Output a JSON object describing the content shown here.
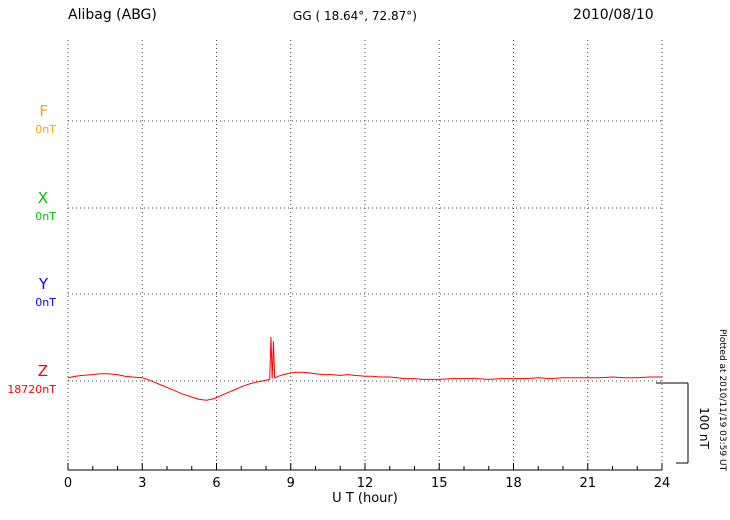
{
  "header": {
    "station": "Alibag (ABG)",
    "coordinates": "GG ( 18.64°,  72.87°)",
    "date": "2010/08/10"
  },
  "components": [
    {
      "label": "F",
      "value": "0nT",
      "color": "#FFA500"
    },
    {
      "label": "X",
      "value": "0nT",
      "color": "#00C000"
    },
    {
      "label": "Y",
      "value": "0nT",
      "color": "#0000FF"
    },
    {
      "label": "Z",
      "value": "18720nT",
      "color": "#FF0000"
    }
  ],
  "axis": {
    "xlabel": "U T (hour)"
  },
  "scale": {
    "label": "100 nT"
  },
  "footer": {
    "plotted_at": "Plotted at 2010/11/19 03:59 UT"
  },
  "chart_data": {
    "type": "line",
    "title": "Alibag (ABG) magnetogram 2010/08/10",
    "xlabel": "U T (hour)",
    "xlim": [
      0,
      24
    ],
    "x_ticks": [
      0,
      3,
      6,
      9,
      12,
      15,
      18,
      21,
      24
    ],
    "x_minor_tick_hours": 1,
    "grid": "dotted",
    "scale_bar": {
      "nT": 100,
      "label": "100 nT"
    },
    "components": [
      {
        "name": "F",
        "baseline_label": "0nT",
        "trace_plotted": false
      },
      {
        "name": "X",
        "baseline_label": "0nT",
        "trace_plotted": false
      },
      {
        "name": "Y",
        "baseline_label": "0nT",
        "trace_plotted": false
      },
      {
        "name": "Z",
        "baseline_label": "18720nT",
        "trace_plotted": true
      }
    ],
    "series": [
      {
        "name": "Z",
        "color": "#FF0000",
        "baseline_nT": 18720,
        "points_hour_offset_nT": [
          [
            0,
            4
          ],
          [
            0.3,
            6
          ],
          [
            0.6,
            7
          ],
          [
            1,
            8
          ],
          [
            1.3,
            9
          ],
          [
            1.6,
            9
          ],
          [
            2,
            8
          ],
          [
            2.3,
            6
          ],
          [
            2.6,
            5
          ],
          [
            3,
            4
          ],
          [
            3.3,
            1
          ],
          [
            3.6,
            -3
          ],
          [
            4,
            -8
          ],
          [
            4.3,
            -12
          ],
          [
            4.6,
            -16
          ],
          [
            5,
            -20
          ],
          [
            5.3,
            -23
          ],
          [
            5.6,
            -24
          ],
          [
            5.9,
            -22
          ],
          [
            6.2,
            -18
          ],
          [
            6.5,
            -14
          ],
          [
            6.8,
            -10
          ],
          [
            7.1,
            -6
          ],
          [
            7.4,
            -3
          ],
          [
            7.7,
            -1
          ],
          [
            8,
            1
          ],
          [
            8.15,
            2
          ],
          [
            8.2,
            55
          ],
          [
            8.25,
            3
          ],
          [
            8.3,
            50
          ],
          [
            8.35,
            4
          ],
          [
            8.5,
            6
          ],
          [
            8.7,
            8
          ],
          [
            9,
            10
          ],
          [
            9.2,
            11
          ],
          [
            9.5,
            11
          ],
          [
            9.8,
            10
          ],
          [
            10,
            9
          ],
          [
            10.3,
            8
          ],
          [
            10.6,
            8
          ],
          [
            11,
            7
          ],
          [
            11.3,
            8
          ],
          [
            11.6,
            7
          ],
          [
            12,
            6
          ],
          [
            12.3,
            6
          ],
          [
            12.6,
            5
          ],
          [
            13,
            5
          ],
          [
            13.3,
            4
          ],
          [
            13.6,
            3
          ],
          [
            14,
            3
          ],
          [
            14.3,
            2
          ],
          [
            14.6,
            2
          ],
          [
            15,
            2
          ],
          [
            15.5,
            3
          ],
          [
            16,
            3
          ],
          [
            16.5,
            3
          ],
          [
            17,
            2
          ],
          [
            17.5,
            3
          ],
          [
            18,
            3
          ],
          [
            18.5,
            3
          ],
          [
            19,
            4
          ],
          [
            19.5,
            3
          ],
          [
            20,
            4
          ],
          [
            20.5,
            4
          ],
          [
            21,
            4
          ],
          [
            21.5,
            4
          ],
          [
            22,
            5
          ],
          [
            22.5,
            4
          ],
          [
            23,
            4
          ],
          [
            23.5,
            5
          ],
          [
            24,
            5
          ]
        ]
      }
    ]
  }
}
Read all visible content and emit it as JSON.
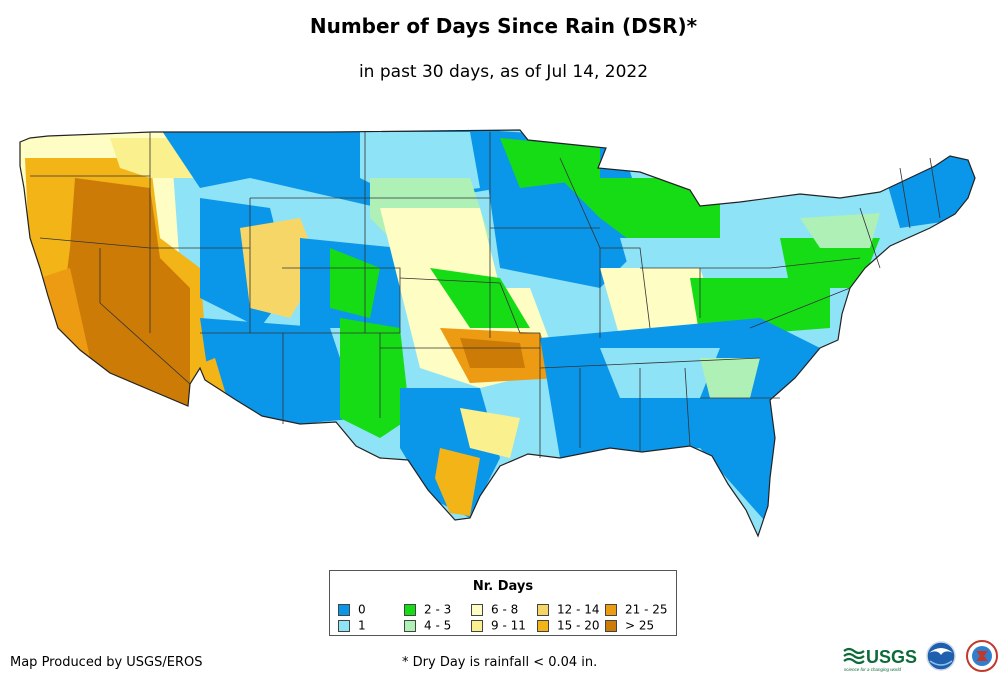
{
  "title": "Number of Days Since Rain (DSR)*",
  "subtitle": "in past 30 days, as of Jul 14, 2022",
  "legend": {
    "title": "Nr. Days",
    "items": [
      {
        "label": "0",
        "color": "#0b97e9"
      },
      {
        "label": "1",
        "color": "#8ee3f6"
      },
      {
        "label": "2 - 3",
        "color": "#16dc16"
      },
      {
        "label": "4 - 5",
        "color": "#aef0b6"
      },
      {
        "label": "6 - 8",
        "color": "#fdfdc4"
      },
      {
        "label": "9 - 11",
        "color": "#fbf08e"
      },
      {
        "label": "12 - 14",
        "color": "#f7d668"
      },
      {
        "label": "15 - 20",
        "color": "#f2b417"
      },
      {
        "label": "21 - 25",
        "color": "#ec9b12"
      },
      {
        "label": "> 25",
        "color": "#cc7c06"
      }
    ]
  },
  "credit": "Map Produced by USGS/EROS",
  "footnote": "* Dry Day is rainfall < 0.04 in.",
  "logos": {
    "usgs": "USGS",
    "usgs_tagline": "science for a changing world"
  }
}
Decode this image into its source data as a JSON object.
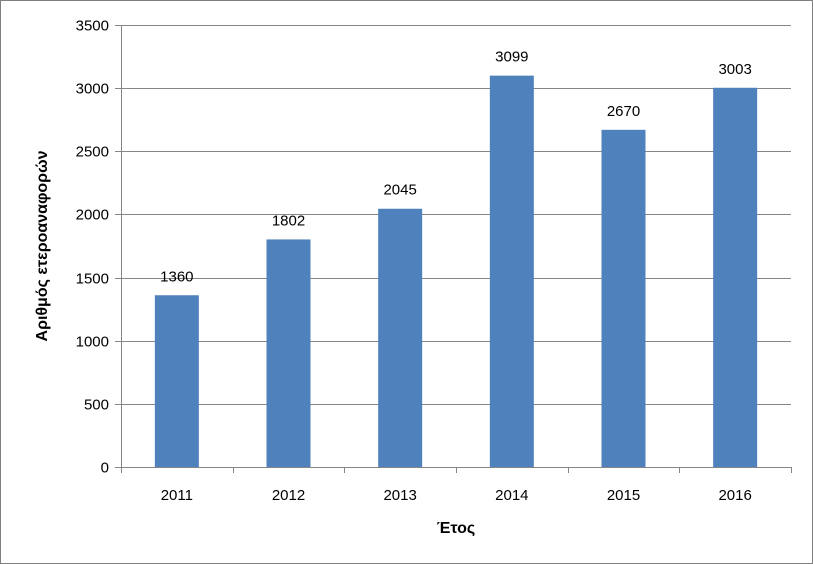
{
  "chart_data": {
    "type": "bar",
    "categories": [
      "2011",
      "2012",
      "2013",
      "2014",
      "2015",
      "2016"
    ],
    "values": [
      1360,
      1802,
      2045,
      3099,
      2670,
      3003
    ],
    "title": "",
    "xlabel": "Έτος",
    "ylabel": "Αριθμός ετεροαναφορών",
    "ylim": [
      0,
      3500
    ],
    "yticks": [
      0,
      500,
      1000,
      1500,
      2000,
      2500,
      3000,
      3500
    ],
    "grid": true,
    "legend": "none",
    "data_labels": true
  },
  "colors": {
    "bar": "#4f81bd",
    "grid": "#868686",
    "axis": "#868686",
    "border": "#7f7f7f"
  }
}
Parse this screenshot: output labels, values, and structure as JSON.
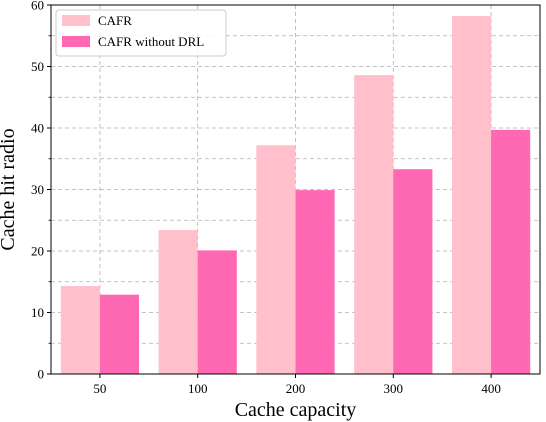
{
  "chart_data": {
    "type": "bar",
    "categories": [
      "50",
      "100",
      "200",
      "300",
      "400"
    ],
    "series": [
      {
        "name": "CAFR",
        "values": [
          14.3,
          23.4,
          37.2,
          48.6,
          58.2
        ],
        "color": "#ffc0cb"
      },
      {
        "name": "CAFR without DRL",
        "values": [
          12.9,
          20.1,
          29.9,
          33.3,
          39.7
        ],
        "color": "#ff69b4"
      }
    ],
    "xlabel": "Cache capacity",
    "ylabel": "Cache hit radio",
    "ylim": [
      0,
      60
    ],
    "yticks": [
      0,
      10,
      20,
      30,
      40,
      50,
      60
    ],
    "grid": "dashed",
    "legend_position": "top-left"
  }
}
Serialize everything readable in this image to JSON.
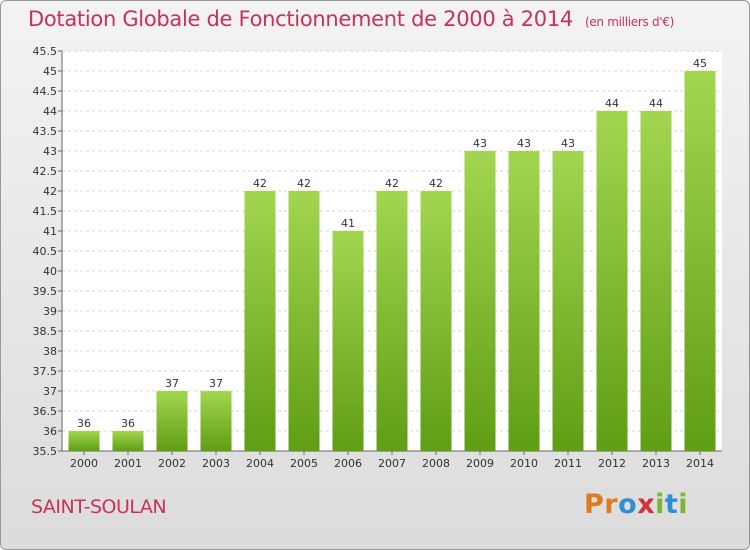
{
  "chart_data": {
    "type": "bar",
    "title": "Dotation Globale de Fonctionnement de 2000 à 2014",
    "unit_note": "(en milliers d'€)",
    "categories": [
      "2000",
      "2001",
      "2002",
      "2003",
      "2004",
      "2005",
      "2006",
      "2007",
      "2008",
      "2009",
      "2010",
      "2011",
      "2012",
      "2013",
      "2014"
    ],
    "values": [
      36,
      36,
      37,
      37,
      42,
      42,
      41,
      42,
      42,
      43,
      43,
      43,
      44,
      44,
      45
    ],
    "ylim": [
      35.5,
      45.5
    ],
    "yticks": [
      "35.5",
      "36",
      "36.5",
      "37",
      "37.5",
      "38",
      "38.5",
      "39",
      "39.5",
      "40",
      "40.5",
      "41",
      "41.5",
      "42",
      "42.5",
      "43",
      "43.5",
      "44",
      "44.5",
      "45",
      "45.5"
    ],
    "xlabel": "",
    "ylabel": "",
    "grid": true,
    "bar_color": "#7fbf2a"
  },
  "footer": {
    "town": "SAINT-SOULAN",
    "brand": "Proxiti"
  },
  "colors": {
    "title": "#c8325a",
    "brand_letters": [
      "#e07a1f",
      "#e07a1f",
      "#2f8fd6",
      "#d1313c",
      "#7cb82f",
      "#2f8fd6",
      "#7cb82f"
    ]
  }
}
-*-
## OBJECTIVE
Only the lines from the line bearing "Parse this screenshot: output" to the end of the listing above, both inclusive, should be extracted verbatim; the pictures are excluded.

## THE COMPLETED TASK
Parse this screenshot: output labels, values, and structure as JSON.
{
  "chart_data": {
    "type": "bar",
    "categories": [
      "50",
      "100",
      "200",
      "300",
      "400"
    ],
    "series": [
      {
        "name": "CAFR",
        "values": [
          14.3,
          23.4,
          37.2,
          48.6,
          58.2
        ],
        "color": "#ffc0cb"
      },
      {
        "name": "CAFR without DRL",
        "values": [
          12.9,
          20.1,
          29.9,
          33.3,
          39.7
        ],
        "color": "#ff69b4"
      }
    ],
    "xlabel": "Cache capacity",
    "ylabel": "Cache hit radio",
    "ylim": [
      0,
      60
    ],
    "yticks": [
      0,
      10,
      20,
      30,
      40,
      50,
      60
    ],
    "grid": "dashed",
    "legend_position": "top-left"
  }
}
Serialize everything readable in this image to JSON.
{
  "chart_data": {
    "type": "bar",
    "title": "Dotation Globale de Fonctionnement de 2000 à 2014",
    "unit_note": "(en milliers d'€)",
    "categories": [
      "2000",
      "2001",
      "2002",
      "2003",
      "2004",
      "2005",
      "2006",
      "2007",
      "2008",
      "2009",
      "2010",
      "2011",
      "2012",
      "2013",
      "2014"
    ],
    "values": [
      36,
      36,
      37,
      37,
      42,
      42,
      41,
      42,
      42,
      43,
      43,
      43,
      44,
      44,
      45
    ],
    "ylim": [
      35.5,
      45.5
    ],
    "yticks": [
      "35.5",
      "36",
      "36.5",
      "37",
      "37.5",
      "38",
      "38.5",
      "39",
      "39.5",
      "40",
      "40.5",
      "41",
      "41.5",
      "42",
      "42.5",
      "43",
      "43.5",
      "44",
      "44.5",
      "45",
      "45.5"
    ],
    "xlabel": "",
    "ylabel": "",
    "grid": true,
    "bar_color": "#7fbf2a"
  },
  "footer": {
    "town": "SAINT-SOULAN",
    "brand": "Proxiti"
  },
  "colors": {
    "title": "#c8325a",
    "brand_letters": [
      "#e07a1f",
      "#e07a1f",
      "#2f8fd6",
      "#d1313c",
      "#7cb82f",
      "#2f8fd6",
      "#7cb82f"
    ]
  }
}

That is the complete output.